Retype all of the entries word for word.

- - - - - - -

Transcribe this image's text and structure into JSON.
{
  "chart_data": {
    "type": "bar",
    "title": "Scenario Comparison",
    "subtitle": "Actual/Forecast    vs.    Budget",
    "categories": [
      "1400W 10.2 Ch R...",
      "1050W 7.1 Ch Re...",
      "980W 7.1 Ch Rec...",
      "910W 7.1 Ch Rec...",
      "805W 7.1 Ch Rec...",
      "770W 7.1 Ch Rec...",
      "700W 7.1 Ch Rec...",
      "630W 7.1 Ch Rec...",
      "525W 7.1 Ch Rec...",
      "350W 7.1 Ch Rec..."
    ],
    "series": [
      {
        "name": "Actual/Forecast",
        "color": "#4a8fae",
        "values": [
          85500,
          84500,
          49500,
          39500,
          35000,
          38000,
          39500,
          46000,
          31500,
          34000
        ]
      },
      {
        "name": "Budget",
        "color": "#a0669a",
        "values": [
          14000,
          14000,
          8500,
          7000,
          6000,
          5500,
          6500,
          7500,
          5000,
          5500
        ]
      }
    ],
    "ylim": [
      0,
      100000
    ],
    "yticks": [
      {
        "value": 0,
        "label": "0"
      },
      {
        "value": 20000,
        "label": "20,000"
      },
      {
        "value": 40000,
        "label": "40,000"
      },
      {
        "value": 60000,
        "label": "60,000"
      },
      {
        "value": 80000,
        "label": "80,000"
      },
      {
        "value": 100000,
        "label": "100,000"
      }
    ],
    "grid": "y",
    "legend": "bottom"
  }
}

- - - - - - -

§ Output of the task:
Transcribe this image's text and structure into JSON.
{
  "chart_data": {
    "type": "bar",
    "title": "Scenario Comparison",
    "subtitle": "Actual/Forecast    vs.    Budget",
    "categories": [
      "1400W 10.2 Ch R...",
      "1050W 7.1 Ch Re...",
      "980W 7.1 Ch Rec...",
      "910W 7.1 Ch Rec...",
      "805W 7.1 Ch Rec...",
      "770W 7.1 Ch Rec...",
      "700W 7.1 Ch Rec...",
      "630W 7.1 Ch Rec...",
      "525W 7.1 Ch Rec...",
      "350W 7.1 Ch Rec..."
    ],
    "series": [
      {
        "name": "Actual/Forecast",
        "color": "#4a8fae",
        "values": [
          85500,
          84500,
          49500,
          39500,
          35000,
          38000,
          39500,
          46000,
          31500,
          34000
        ]
      },
      {
        "name": "Budget",
        "color": "#a0669a",
        "values": [
          14000,
          14000,
          8500,
          7000,
          6000,
          5500,
          6500,
          7500,
          5000,
          5500
        ]
      }
    ],
    "ylim": [
      0,
      100000
    ],
    "yticks": [
      {
        "value": 0,
        "label": "0"
      },
      {
        "value": 20000,
        "label": "20,000"
      },
      {
        "value": 40000,
        "label": "40,000"
      },
      {
        "value": 60000,
        "label": "60,000"
      },
      {
        "value": 80000,
        "label": "80,000"
      },
      {
        "value": 100000,
        "label": "100,000"
      }
    ],
    "grid": "y",
    "legend": "bottom"
  }
}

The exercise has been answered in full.